- Task goal -
Your task is to retype each line of the data below exactly.

= = = =

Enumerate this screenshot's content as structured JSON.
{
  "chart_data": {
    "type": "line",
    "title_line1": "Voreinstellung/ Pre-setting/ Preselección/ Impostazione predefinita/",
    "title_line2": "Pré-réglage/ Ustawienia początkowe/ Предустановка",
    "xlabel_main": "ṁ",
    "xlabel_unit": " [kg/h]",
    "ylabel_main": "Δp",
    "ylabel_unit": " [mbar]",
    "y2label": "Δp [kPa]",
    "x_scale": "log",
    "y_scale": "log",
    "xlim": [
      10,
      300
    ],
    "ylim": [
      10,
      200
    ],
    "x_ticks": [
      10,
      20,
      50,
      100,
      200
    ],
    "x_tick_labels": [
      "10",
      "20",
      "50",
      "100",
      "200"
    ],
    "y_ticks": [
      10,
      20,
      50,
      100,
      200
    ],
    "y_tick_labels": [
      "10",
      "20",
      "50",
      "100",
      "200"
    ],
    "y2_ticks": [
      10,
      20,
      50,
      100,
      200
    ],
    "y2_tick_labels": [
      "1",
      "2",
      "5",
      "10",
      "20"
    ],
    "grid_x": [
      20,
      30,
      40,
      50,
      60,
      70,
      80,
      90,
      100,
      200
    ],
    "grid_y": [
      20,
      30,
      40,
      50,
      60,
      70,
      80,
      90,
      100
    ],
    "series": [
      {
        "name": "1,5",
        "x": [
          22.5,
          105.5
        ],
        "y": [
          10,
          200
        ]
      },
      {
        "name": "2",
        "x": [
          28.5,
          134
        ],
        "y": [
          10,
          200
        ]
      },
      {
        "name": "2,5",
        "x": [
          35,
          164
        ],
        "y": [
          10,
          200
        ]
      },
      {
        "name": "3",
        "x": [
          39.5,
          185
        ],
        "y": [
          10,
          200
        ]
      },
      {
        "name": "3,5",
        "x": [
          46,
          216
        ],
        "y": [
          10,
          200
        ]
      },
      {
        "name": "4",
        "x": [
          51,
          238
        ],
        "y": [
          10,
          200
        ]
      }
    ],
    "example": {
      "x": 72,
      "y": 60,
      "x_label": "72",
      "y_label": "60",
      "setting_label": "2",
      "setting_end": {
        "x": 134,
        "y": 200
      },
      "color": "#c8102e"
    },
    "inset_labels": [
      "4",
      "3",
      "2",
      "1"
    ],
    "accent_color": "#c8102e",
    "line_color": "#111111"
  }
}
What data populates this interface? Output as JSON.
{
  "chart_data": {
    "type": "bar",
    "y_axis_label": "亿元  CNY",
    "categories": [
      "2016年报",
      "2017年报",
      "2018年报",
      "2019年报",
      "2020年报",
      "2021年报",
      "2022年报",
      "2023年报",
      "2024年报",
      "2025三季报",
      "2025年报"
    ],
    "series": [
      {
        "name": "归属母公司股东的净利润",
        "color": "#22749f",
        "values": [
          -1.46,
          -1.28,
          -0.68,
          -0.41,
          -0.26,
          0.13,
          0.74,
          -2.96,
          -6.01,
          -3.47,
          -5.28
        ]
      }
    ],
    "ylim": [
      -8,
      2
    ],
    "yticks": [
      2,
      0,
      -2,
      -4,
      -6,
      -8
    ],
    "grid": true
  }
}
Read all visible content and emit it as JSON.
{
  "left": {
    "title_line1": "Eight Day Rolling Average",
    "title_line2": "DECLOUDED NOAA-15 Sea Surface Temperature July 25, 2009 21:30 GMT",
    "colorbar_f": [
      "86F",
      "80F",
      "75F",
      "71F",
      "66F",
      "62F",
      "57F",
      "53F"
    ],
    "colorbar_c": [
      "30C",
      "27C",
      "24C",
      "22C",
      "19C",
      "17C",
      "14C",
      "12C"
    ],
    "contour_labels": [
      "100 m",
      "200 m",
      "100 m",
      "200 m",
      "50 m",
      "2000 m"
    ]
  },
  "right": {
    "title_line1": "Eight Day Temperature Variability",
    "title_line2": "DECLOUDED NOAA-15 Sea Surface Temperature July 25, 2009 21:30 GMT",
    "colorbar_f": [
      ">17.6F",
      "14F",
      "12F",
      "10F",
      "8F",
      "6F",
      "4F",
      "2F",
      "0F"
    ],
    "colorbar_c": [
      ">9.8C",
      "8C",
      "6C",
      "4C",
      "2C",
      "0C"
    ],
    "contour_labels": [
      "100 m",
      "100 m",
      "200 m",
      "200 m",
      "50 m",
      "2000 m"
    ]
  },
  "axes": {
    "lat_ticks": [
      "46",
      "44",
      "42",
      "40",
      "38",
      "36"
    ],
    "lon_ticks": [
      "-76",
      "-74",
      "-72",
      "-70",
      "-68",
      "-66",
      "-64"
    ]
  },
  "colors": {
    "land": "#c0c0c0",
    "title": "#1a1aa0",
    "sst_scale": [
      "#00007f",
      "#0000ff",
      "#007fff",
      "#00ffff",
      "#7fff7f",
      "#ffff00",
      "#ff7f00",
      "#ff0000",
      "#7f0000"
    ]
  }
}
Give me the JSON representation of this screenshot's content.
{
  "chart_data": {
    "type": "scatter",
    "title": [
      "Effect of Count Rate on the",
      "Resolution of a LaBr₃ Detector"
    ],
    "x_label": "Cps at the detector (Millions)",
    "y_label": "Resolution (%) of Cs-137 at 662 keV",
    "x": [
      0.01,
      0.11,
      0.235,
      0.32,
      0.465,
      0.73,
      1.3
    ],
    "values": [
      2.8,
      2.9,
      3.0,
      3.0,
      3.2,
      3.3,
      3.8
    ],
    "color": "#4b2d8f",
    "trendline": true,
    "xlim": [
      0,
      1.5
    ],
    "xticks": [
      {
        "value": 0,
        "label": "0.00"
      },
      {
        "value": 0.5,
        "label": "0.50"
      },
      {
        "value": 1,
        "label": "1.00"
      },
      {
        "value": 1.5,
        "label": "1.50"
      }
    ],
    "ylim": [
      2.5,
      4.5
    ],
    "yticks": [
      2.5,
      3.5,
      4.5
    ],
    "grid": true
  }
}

= = = =

- Response to the exercise -
Enumerate this screenshot's content as structured JSON.
{
  "chart_data": {
    "type": "line",
    "title_line1": "Voreinstellung/ Pre-setting/ Preselección/ Impostazione predefinita/",
    "title_line2": "Pré-réglage/ Ustawienia początkowe/ Предустановка",
    "xlabel_main": "ṁ",
    "xlabel_unit": " [kg/h]",
    "ylabel_main": "Δp",
    "ylabel_unit": " [mbar]",
    "y2label": "Δp [kPa]",
    "x_scale": "log",
    "y_scale": "log",
    "xlim": [
      10,
      300
    ],
    "ylim": [
      10,
      200
    ],
    "x_ticks": [
      10,
      20,
      50,
      100,
      200
    ],
    "x_tick_labels": [
      "10",
      "20",
      "50",
      "100",
      "200"
    ],
    "y_ticks": [
      10,
      20,
      50,
      100,
      200
    ],
    "y_tick_labels": [
      "10",
      "20",
      "50",
      "100",
      "200"
    ],
    "y2_ticks": [
      10,
      20,
      50,
      100,
      200
    ],
    "y2_tick_labels": [
      "1",
      "2",
      "5",
      "10",
      "20"
    ],
    "grid_x": [
      20,
      30,
      40,
      50,
      60,
      70,
      80,
      90,
      100,
      200
    ],
    "grid_y": [
      20,
      30,
      40,
      50,
      60,
      70,
      80,
      90,
      100
    ],
    "series": [
      {
        "name": "1,5",
        "x": [
          22.5,
          105.5
        ],
        "y": [
          10,
          200
        ]
      },
      {
        "name": "2",
        "x": [
          28.5,
          134
        ],
        "y": [
          10,
          200
        ]
      },
      {
        "name": "2,5",
        "x": [
          35,
          164
        ],
        "y": [
          10,
          200
        ]
      },
      {
        "name": "3",
        "x": [
          39.5,
          185
        ],
        "y": [
          10,
          200
        ]
      },
      {
        "name": "3,5",
        "x": [
          46,
          216
        ],
        "y": [
          10,
          200
        ]
      },
      {
        "name": "4",
        "x": [
          51,
          238
        ],
        "y": [
          10,
          200
        ]
      }
    ],
    "example": {
      "x": 72,
      "y": 60,
      "x_label": "72",
      "y_label": "60",
      "setting_label": "2",
      "setting_end": {
        "x": 134,
        "y": 200
      },
      "color": "#c8102e"
    },
    "inset_labels": [
      "4",
      "3",
      "2",
      "1"
    ],
    "accent_color": "#c8102e",
    "line_color": "#111111"
  }
}
What data populates this interface? Output as JSON.
{
  "chart_data": {
    "type": "bar",
    "y_axis_label": "亿元  CNY",
    "categories": [
      "2016年报",
      "2017年报",
      "2018年报",
      "2019年报",
      "2020年报",
      "2021年报",
      "2022年报",
      "2023年报",
      "2024年报",
      "2025三季报",
      "2025年报"
    ],
    "series": [
      {
        "name": "归属母公司股东的净利润",
        "color": "#22749f",
        "values": [
          -1.46,
          -1.28,
          -0.68,
          -0.41,
          -0.26,
          0.13,
          0.74,
          -2.96,
          -6.01,
          -3.47,
          -5.28
        ]
      }
    ],
    "ylim": [
      -8,
      2
    ],
    "yticks": [
      2,
      0,
      -2,
      -4,
      -6,
      -8
    ],
    "grid": true
  }
}
Read all visible content and emit it as JSON.
{
  "left": {
    "title_line1": "Eight Day Rolling Average",
    "title_line2": "DECLOUDED NOAA-15 Sea Surface Temperature July 25, 2009 21:30 GMT",
    "colorbar_f": [
      "86F",
      "80F",
      "75F",
      "71F",
      "66F",
      "62F",
      "57F",
      "53F"
    ],
    "colorbar_c": [
      "30C",
      "27C",
      "24C",
      "22C",
      "19C",
      "17C",
      "14C",
      "12C"
    ],
    "contour_labels": [
      "100 m",
      "200 m",
      "100 m",
      "200 m",
      "50 m",
      "2000 m"
    ]
  },
  "right": {
    "title_line1": "Eight Day Temperature Variability",
    "title_line2": "DECLOUDED NOAA-15 Sea Surface Temperature July 25, 2009 21:30 GMT",
    "colorbar_f": [
      ">17.6F",
      "14F",
      "12F",
      "10F",
      "8F",
      "6F",
      "4F",
      "2F",
      "0F"
    ],
    "colorbar_c": [
      ">9.8C",
      "8C",
      "6C",
      "4C",
      "2C",
      "0C"
    ],
    "contour_labels": [
      "100 m",
      "100 m",
      "200 m",
      "200 m",
      "50 m",
      "2000 m"
    ]
  },
  "axes": {
    "lat_ticks": [
      "46",
      "44",
      "42",
      "40",
      "38",
      "36"
    ],
    "lon_ticks": [
      "-76",
      "-74",
      "-72",
      "-70",
      "-68",
      "-66",
      "-64"
    ]
  },
  "colors": {
    "land": "#c0c0c0",
    "title": "#1a1aa0",
    "sst_scale": [
      "#00007f",
      "#0000ff",
      "#007fff",
      "#00ffff",
      "#7fff7f",
      "#ffff00",
      "#ff7f00",
      "#ff0000",
      "#7f0000"
    ]
  }
}
Give me the JSON representation of this screenshot's content.
{
  "chart_data": {
    "type": "scatter",
    "title": [
      "Effect of Count Rate on the",
      "Resolution of a LaBr₃ Detector"
    ],
    "x_label": "Cps at the detector (Millions)",
    "y_label": "Resolution (%) of Cs-137 at 662 keV",
    "x": [
      0.01,
      0.11,
      0.235,
      0.32,
      0.465,
      0.73,
      1.3
    ],
    "values": [
      2.8,
      2.9,
      3.0,
      3.0,
      3.2,
      3.3,
      3.8
    ],
    "color": "#4b2d8f",
    "trendline": true,
    "xlim": [
      0,
      1.5
    ],
    "xticks": [
      {
        "value": 0,
        "label": "0.00"
      },
      {
        "value": 0.5,
        "label": "0.50"
      },
      {
        "value": 1,
        "label": "1.00"
      },
      {
        "value": 1.5,
        "label": "1.50"
      }
    ],
    "ylim": [
      2.5,
      4.5
    ],
    "yticks": [
      2.5,
      3.5,
      4.5
    ],
    "grid": true
  }
}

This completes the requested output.